WORK TO BE COMPLETED >> Go through the entries below and write each one out exactly.

Raw records

▼

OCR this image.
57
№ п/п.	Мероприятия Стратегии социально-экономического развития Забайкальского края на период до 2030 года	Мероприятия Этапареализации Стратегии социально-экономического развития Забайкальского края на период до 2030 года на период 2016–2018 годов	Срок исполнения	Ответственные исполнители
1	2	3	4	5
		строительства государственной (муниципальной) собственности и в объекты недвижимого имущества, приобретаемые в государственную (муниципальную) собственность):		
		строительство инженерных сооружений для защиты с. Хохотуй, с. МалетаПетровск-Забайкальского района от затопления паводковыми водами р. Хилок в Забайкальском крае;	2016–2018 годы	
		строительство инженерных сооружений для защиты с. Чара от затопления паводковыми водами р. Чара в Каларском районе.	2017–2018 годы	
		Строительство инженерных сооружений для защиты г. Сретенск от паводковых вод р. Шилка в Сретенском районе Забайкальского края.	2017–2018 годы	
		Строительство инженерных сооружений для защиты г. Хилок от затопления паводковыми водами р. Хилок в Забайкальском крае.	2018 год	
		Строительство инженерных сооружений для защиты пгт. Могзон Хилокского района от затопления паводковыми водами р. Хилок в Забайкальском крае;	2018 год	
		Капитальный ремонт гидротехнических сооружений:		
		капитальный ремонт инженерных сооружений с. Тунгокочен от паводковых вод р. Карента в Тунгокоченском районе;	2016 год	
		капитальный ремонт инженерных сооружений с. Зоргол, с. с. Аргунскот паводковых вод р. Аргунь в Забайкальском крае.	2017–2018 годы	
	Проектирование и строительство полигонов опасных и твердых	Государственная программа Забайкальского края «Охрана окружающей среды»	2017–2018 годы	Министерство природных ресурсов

▲

ANSWER FOR THIS EXERCISE >>
OCR this image.
57
№ п/п.	Мероприятия Стратегии социально-экономического развития Забайкальского края на период до 2030 года	Мероприятия Этапареализации Стратегии социально-экономического развития Забайкальского края на период до 2030 года на период 2016–2018 годов	Срок исполнения	Ответственные исполнители
1	2	3	4	5
		строительства государственной (муниципальной) собственности и в объекты недвижимого имущества, приобретаемые в государственную (муниципальную) собственность):		
		строительство инженерных сооружений для защиты с. Хохотуй, с. МалетаПетровск-Забайкальского района от затопления паводковыми водами р. Хилок в Забайкальском крае;	2016–2018 годы	
		строительство инженерных сооружений для защиты с. Чара от затопления паводковыми водами р. Чара в Каларском районе.	2017–2018 годы	
		Строительство инженерных сооружений для защиты г. Сретенск от паводковых вод р. Шилка в Сретенском районе Забайкальского края.	2017–2018 годы	
		Строительство инженерных сооружений для защиты г. Хилок от затопления паводковыми водами р. Хилок в Забайкальском крае.	2018 год	
		Строительство инженерных сооружений для защиты пгт. Могзон Хилокского района от затопления паводковыми водами р. Хилок в Забайкальском крае;	2018 год	
		Капитальный ремонт гидротехнических сооружений:		
		капитальный ремонт инженерных сооружений с. Тунгокочен от паводковых вод р. Карента в Тунгокоченском районе;	2016 год	
		капитальный ремонт инженерных сооружений с. Зоргол, с. с. Аргунскот паводковых вод р. Аргунь в Забайкальском крае.	2017–2018 годы	
	Проектирование и строительство полигонов опасных и твердых	Государственная программа Забайкальского края «Охрана окружающей среды»	2017–2018 годы	Министерство природных ресурсов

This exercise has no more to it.